Work instructions:
Look through the material below. Copy each line that contains the string "Study".

Raw data:
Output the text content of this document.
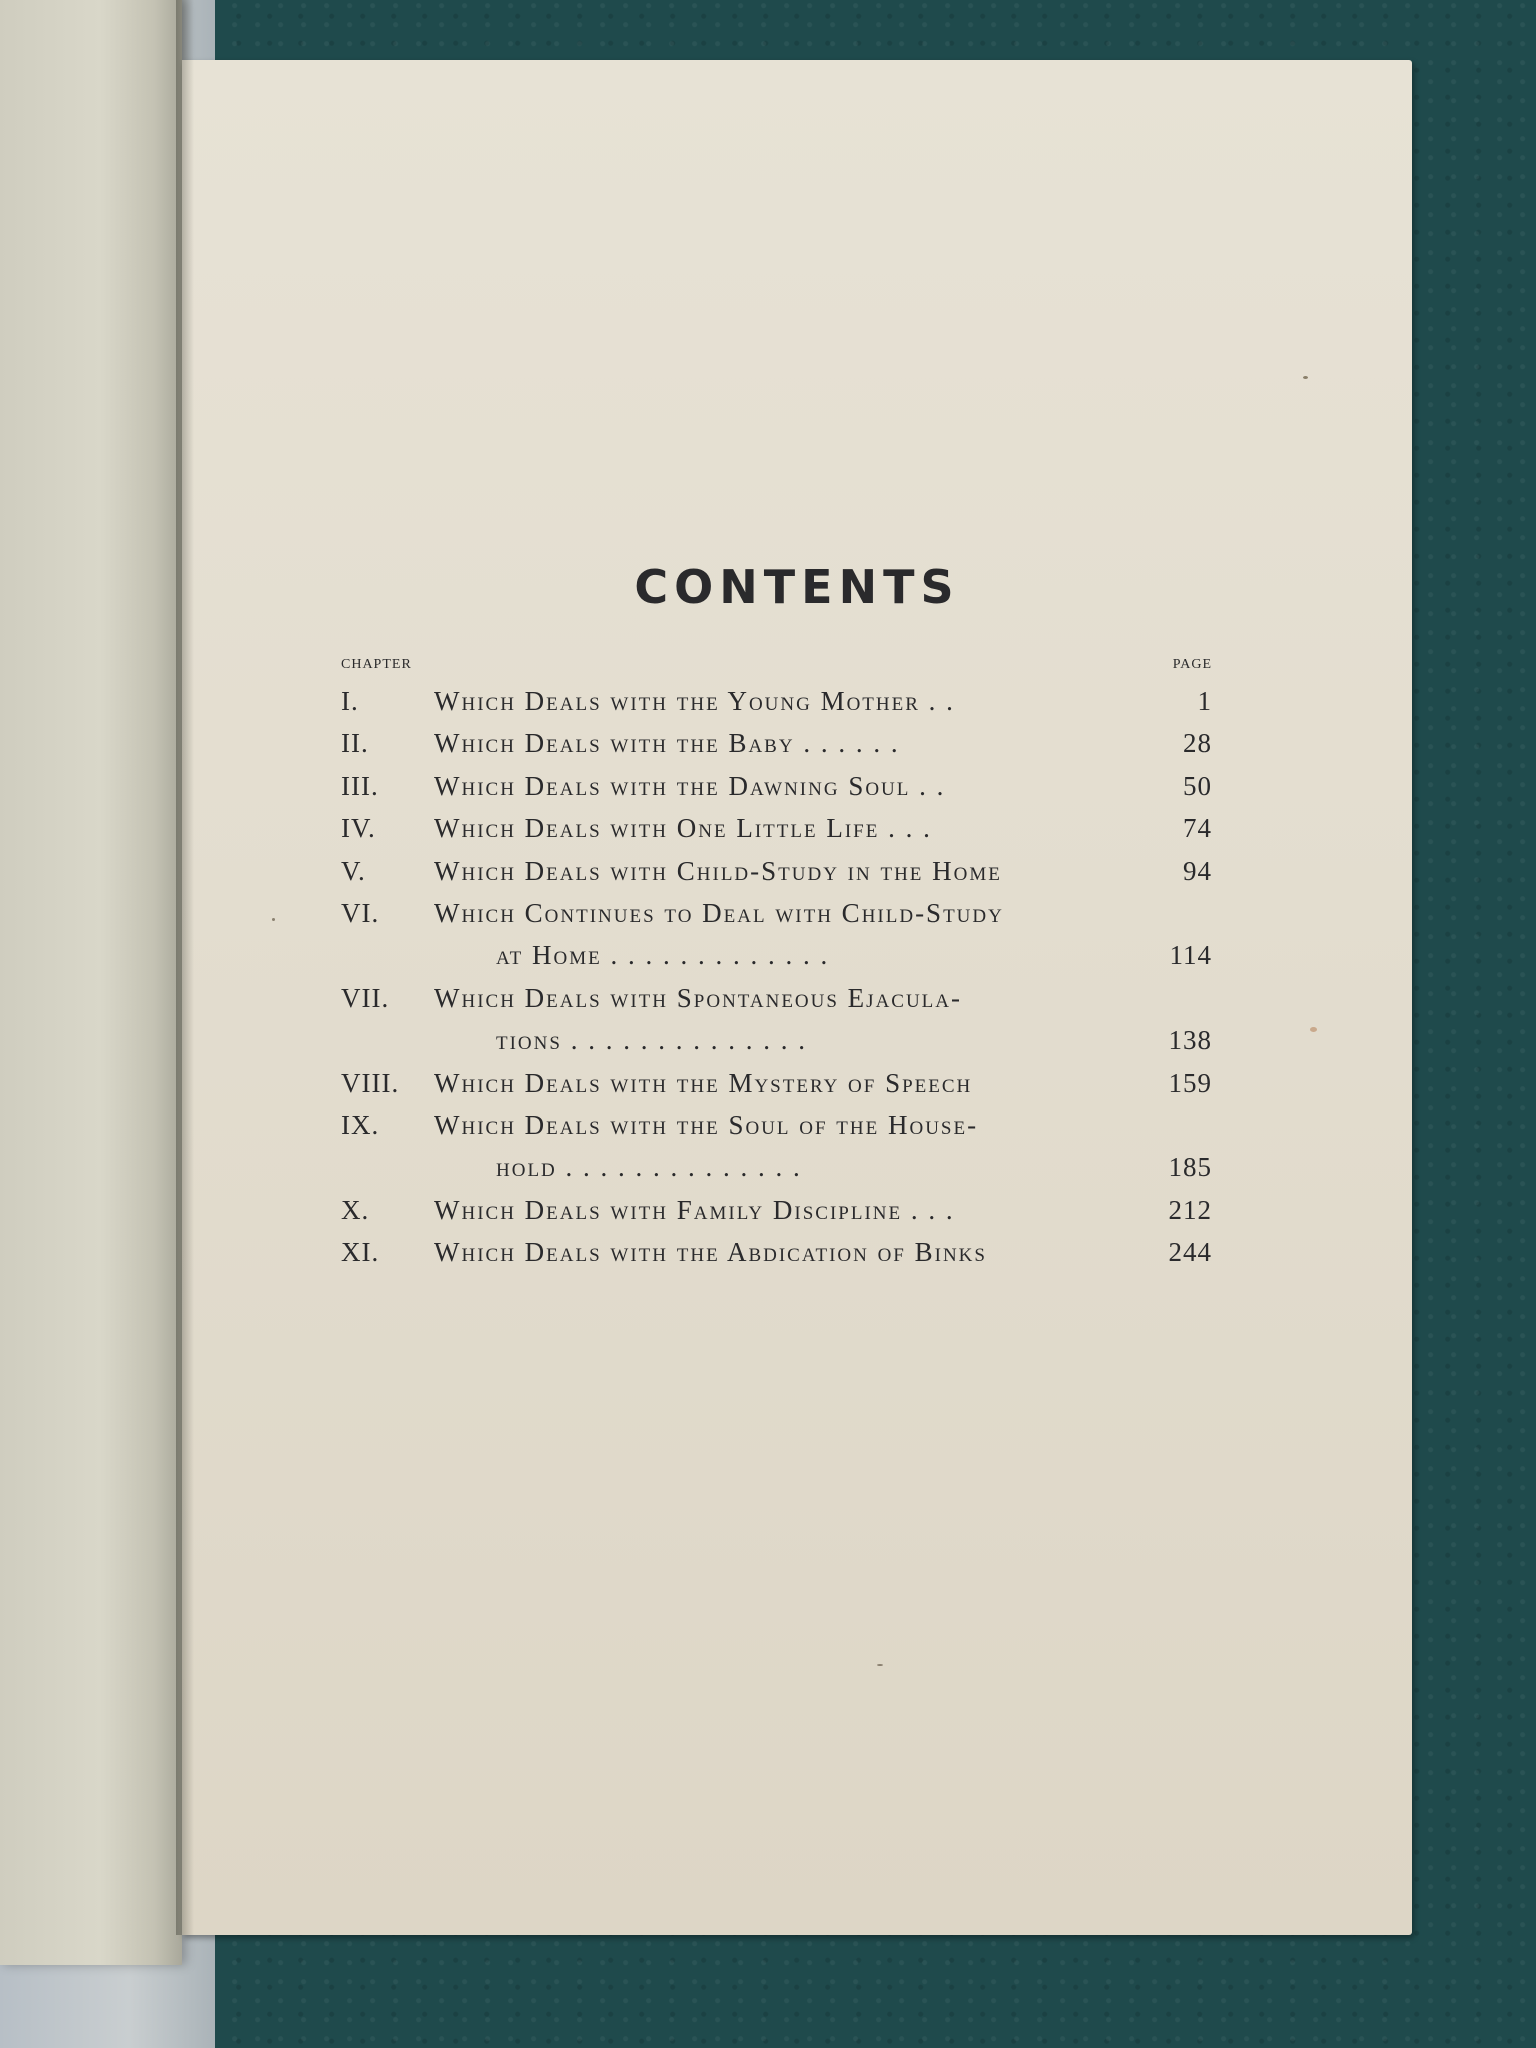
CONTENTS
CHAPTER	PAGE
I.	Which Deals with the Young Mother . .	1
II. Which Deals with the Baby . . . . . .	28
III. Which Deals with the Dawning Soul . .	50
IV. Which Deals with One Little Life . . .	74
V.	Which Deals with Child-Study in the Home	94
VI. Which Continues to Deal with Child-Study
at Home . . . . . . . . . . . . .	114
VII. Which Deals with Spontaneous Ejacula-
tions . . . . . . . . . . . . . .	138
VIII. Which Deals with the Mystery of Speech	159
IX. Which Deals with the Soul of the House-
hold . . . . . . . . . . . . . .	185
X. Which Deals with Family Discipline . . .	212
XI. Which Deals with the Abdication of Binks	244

Answer to the task:
V.	Which Deals with Child-Study in the Home	94
VI. Which Continues to Deal with Child-Study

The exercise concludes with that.